Figure record extracts:
=-=-=

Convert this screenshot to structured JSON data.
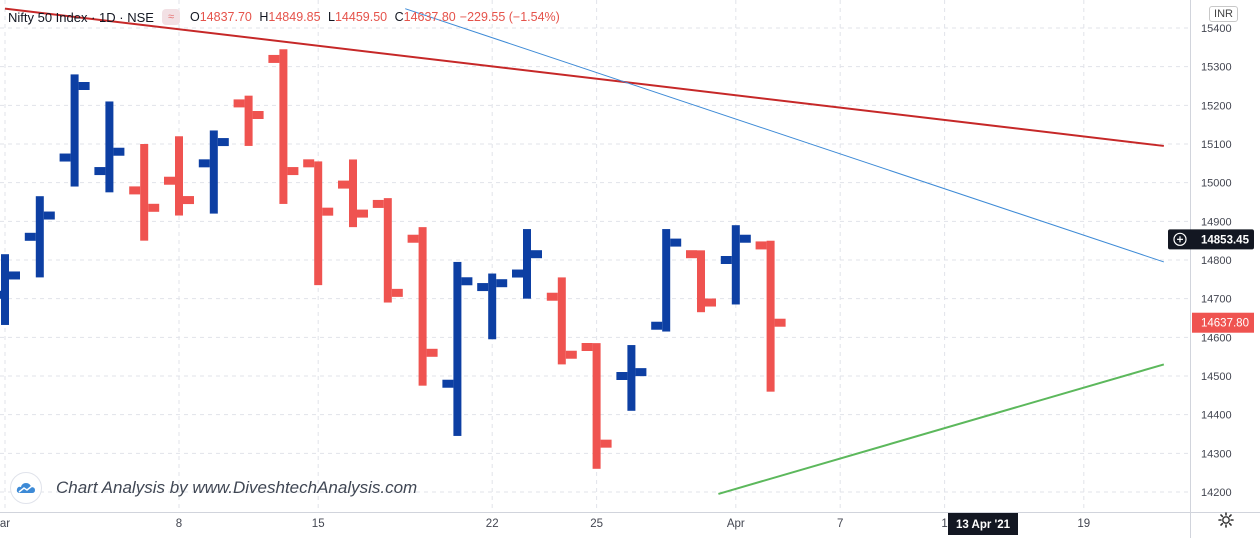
{
  "header": {
    "symbol": "Nifty 50 Index · 1D · NSE",
    "tag": "≈",
    "ohlc": {
      "o_label": "O",
      "o_value": "14837.70",
      "h_label": "H",
      "h_value": "14849.85",
      "l_label": "L",
      "l_value": "14459.50",
      "c_label": "C",
      "c_value": "14637.80"
    },
    "change": "−229.55 (−1.54%)"
  },
  "currency_button": "INR",
  "watermark": "Chart Analysis by www.DiveshtechAnalysis.com",
  "icons": {
    "logo": "cloud-logo-icon",
    "settings": "gear-icon",
    "crosshair": "plus-circle-icon"
  },
  "colors": {
    "up": "#0d3fa3",
    "down": "#ef5350",
    "red_line": "#c62828",
    "blue_line": "#3d8ad6",
    "green_line": "#5cb85c"
  },
  "chart_data": {
    "type": "ohlc-bar",
    "ylim": [
      14165,
      15420
    ],
    "y_ticks": [
      14200,
      14300,
      14400,
      14500,
      14600,
      14700,
      14800,
      14900,
      15000,
      15100,
      15200,
      15300,
      15400
    ],
    "x_ticks": [
      {
        "label": "ar",
        "slot": 0
      },
      {
        "label": "8",
        "slot": 5
      },
      {
        "label": "15",
        "slot": 9
      },
      {
        "label": "22",
        "slot": 14
      },
      {
        "label": "25",
        "slot": 17
      },
      {
        "label": "Apr",
        "slot": 21
      },
      {
        "label": "7",
        "slot": 24
      },
      {
        "label": "1",
        "slot": 27
      },
      {
        "label": "19",
        "slot": 31
      }
    ],
    "crosshair_date": "13 Apr '21",
    "crosshair_price": "14853.45",
    "last_price": "14637.80",
    "bars": [
      {
        "o": 14710,
        "h": 14815,
        "l": 14632,
        "c": 14760,
        "dir": "up"
      },
      {
        "o": 14860,
        "h": 14965,
        "l": 14755,
        "c": 14915,
        "dir": "up"
      },
      {
        "o": 15065,
        "h": 15280,
        "l": 14990,
        "c": 15250,
        "dir": "up"
      },
      {
        "o": 15030,
        "h": 15210,
        "l": 14975,
        "c": 15080,
        "dir": "up"
      },
      {
        "o": 14980,
        "h": 15100,
        "l": 14850,
        "c": 14935,
        "dir": "down"
      },
      {
        "o": 15005,
        "h": 15120,
        "l": 14915,
        "c": 14955,
        "dir": "down"
      },
      {
        "o": 15050,
        "h": 15135,
        "l": 14920,
        "c": 15105,
        "dir": "up"
      },
      {
        "o": 15205,
        "h": 15225,
        "l": 15095,
        "c": 15175,
        "dir": "down"
      },
      {
        "o": 15320,
        "h": 15345,
        "l": 14945,
        "c": 15030,
        "dir": "down"
      },
      {
        "o": 15050,
        "h": 15055,
        "l": 14735,
        "c": 14925,
        "dir": "down"
      },
      {
        "o": 14995,
        "h": 15060,
        "l": 14885,
        "c": 14920,
        "dir": "down"
      },
      {
        "o": 14945,
        "h": 14960,
        "l": 14690,
        "c": 14715,
        "dir": "down"
      },
      {
        "o": 14855,
        "h": 14885,
        "l": 14475,
        "c": 14560,
        "dir": "down"
      },
      {
        "o": 14480,
        "h": 14795,
        "l": 14345,
        "c": 14745,
        "dir": "up"
      },
      {
        "o": 14730,
        "h": 14765,
        "l": 14595,
        "c": 14740,
        "dir": "up"
      },
      {
        "o": 14765,
        "h": 14880,
        "l": 14700,
        "c": 14815,
        "dir": "up"
      },
      {
        "o": 14705,
        "h": 14755,
        "l": 14530,
        "c": 14555,
        "dir": "down"
      },
      {
        "o": 14575,
        "h": 14585,
        "l": 14260,
        "c": 14325,
        "dir": "down"
      },
      {
        "o": 14500,
        "h": 14580,
        "l": 14410,
        "c": 14510,
        "dir": "up"
      },
      {
        "o": 14630,
        "h": 14880,
        "l": 14615,
        "c": 14845,
        "dir": "up"
      },
      {
        "o": 14815,
        "h": 14825,
        "l": 14665,
        "c": 14690,
        "dir": "down"
      },
      {
        "o": 14800,
        "h": 14890,
        "l": 14685,
        "c": 14855,
        "dir": "up"
      },
      {
        "o": 14837.7,
        "h": 14849.85,
        "l": 14459.5,
        "c": 14637.8,
        "dir": "down"
      }
    ],
    "trendlines": [
      {
        "name": "red",
        "from": {
          "slot": 0,
          "y": 15450
        },
        "to": {
          "slot": 33.3,
          "y": 15095
        }
      },
      {
        "name": "blue",
        "from": {
          "slot": 11.5,
          "y": 15450
        },
        "to": {
          "slot": 33.3,
          "y": 14795
        }
      },
      {
        "name": "green",
        "from": {
          "slot": 20.5,
          "y": 14195
        },
        "to": {
          "slot": 33.3,
          "y": 14530
        }
      }
    ]
  }
}
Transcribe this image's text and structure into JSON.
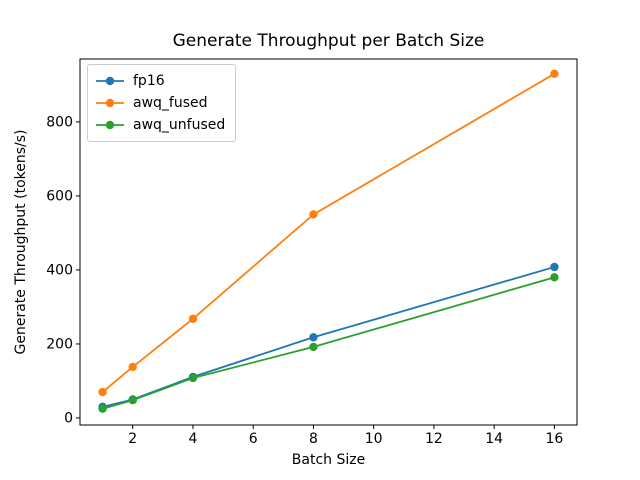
{
  "figure": {
    "background": "#ffffff",
    "axis_color": "#000000"
  },
  "chart_data": {
    "type": "line",
    "title": "Generate Throughput per Batch Size",
    "xlabel": "Batch Size",
    "ylabel": "Generate Throughput (tokens/s)",
    "x": [
      1,
      2,
      4,
      8,
      16
    ],
    "series": [
      {
        "name": "fp16",
        "color": "#1f77b4",
        "values": [
          30,
          50,
          111,
          218,
          408
        ]
      },
      {
        "name": "awq_fused",
        "color": "#ff7f0e",
        "values": [
          70,
          138,
          268,
          550,
          930
        ]
      },
      {
        "name": "awq_unfused",
        "color": "#2ca02c",
        "values": [
          25,
          48,
          108,
          192,
          380
        ]
      }
    ],
    "xticks": [
      2,
      4,
      6,
      8,
      10,
      12,
      14,
      16
    ],
    "yticks": [
      0,
      200,
      400,
      600,
      800
    ],
    "xlim": [
      0.25,
      16.75
    ],
    "ylim": [
      -19,
      970
    ],
    "grid": false,
    "legend_position": "upper left",
    "marker": "o",
    "line_width": 1.8,
    "marker_radius": 4.2
  }
}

=-=-=

All of the records above must be copied exactly, except for the pictures.

Convert this screenshot to structured JSON data.
{
  "header": {
    "symbol": "Nifty 50 Index · 1D · NSE",
    "tag": "≈",
    "ohlc": {
      "o_label": "O",
      "o_value": "14837.70",
      "h_label": "H",
      "h_value": "14849.85",
      "l_label": "L",
      "l_value": "14459.50",
      "c_label": "C",
      "c_value": "14637.80"
    },
    "change": "−229.55 (−1.54%)"
  },
  "currency_button": "INR",
  "watermark": "Chart Analysis by www.DiveshtechAnalysis.com",
  "icons": {
    "logo": "cloud-logo-icon",
    "settings": "gear-icon",
    "crosshair": "plus-circle-icon"
  },
  "colors": {
    "up": "#0d3fa3",
    "down": "#ef5350",
    "red_line": "#c62828",
    "blue_line": "#3d8ad6",
    "green_line": "#5cb85c"
  },
  "chart_data": {
    "type": "ohlc-bar",
    "ylim": [
      14165,
      15420
    ],
    "y_ticks": [
      14200,
      14300,
      14400,
      14500,
      14600,
      14700,
      14800,
      14900,
      15000,
      15100,
      15200,
      15300,
      15400
    ],
    "x_ticks": [
      {
        "label": "ar",
        "slot": 0
      },
      {
        "label": "8",
        "slot": 5
      },
      {
        "label": "15",
        "slot": 9
      },
      {
        "label": "22",
        "slot": 14
      },
      {
        "label": "25",
        "slot": 17
      },
      {
        "label": "Apr",
        "slot": 21
      },
      {
        "label": "7",
        "slot": 24
      },
      {
        "label": "1",
        "slot": 27
      },
      {
        "label": "19",
        "slot": 31
      }
    ],
    "crosshair_date": "13 Apr '21",
    "crosshair_price": "14853.45",
    "last_price": "14637.80",
    "bars": [
      {
        "o": 14710,
        "h": 14815,
        "l": 14632,
        "c": 14760,
        "dir": "up"
      },
      {
        "o": 14860,
        "h": 14965,
        "l": 14755,
        "c": 14915,
        "dir": "up"
      },
      {
        "o": 15065,
        "h": 15280,
        "l": 14990,
        "c": 15250,
        "dir": "up"
      },
      {
        "o": 15030,
        "h": 15210,
        "l": 14975,
        "c": 15080,
        "dir": "up"
      },
      {
        "o": 14980,
        "h": 15100,
        "l": 14850,
        "c": 14935,
        "dir": "down"
      },
      {
        "o": 15005,
        "h": 15120,
        "l": 14915,
        "c": 14955,
        "dir": "down"
      },
      {
        "o": 15050,
        "h": 15135,
        "l": 14920,
        "c": 15105,
        "dir": "up"
      },
      {
        "o": 15205,
        "h": 15225,
        "l": 15095,
        "c": 15175,
        "dir": "down"
      },
      {
        "o": 15320,
        "h": 15345,
        "l": 14945,
        "c": 15030,
        "dir": "down"
      },
      {
        "o": 15050,
        "h": 15055,
        "l": 14735,
        "c": 14925,
        "dir": "down"
      },
      {
        "o": 14995,
        "h": 15060,
        "l": 14885,
        "c": 14920,
        "dir": "down"
      },
      {
        "o": 14945,
        "h": 14960,
        "l": 14690,
        "c": 14715,
        "dir": "down"
      },
      {
        "o": 14855,
        "h": 14885,
        "l": 14475,
        "c": 14560,
        "dir": "down"
      },
      {
        "o": 14480,
        "h": 14795,
        "l": 14345,
        "c": 14745,
        "dir": "up"
      },
      {
        "o": 14730,
        "h": 14765,
        "l": 14595,
        "c": 14740,
        "dir": "up"
      },
      {
        "o": 14765,
        "h": 14880,
        "l": 14700,
        "c": 14815,
        "dir": "up"
      },
      {
        "o": 14705,
        "h": 14755,
        "l": 14530,
        "c": 14555,
        "dir": "down"
      },
      {
        "o": 14575,
        "h": 14585,
        "l": 14260,
        "c": 14325,
        "dir": "down"
      },
      {
        "o": 14500,
        "h": 14580,
        "l": 14410,
        "c": 14510,
        "dir": "up"
      },
      {
        "o": 14630,
        "h": 14880,
        "l": 14615,
        "c": 14845,
        "dir": "up"
      },
      {
        "o": 14815,
        "h": 14825,
        "l": 14665,
        "c": 14690,
        "dir": "down"
      },
      {
        "o": 14800,
        "h": 14890,
        "l": 14685,
        "c": 14855,
        "dir": "up"
      },
      {
        "o": 14837.7,
        "h": 14849.85,
        "l": 14459.5,
        "c": 14637.8,
        "dir": "down"
      }
    ],
    "trendlines": [
      {
        "name": "red",
        "from": {
          "slot": 0,
          "y": 15450
        },
        "to": {
          "slot": 33.3,
          "y": 15095
        }
      },
      {
        "name": "blue",
        "from": {
          "slot": 11.5,
          "y": 15450
        },
        "to": {
          "slot": 33.3,
          "y": 14795
        }
      },
      {
        "name": "green",
        "from": {
          "slot": 20.5,
          "y": 14195
        },
        "to": {
          "slot": 33.3,
          "y": 14530
        }
      }
    ]
  }
}
Transcribe this image's text and structure into JSON.
{
  "figure": {
    "background": "#ffffff",
    "axis_color": "#000000"
  },
  "chart_data": {
    "type": "line",
    "title": "Generate Throughput per Batch Size",
    "xlabel": "Batch Size",
    "ylabel": "Generate Throughput (tokens/s)",
    "x": [
      1,
      2,
      4,
      8,
      16
    ],
    "series": [
      {
        "name": "fp16",
        "color": "#1f77b4",
        "values": [
          30,
          50,
          111,
          218,
          408
        ]
      },
      {
        "name": "awq_fused",
        "color": "#ff7f0e",
        "values": [
          70,
          138,
          268,
          550,
          930
        ]
      },
      {
        "name": "awq_unfused",
        "color": "#2ca02c",
        "values": [
          25,
          48,
          108,
          192,
          380
        ]
      }
    ],
    "xticks": [
      2,
      4,
      6,
      8,
      10,
      12,
      14,
      16
    ],
    "yticks": [
      0,
      200,
      400,
      600,
      800
    ],
    "xlim": [
      0.25,
      16.75
    ],
    "ylim": [
      -19,
      970
    ],
    "grid": false,
    "legend_position": "upper left",
    "marker": "o",
    "line_width": 1.8,
    "marker_radius": 4.2
  }
}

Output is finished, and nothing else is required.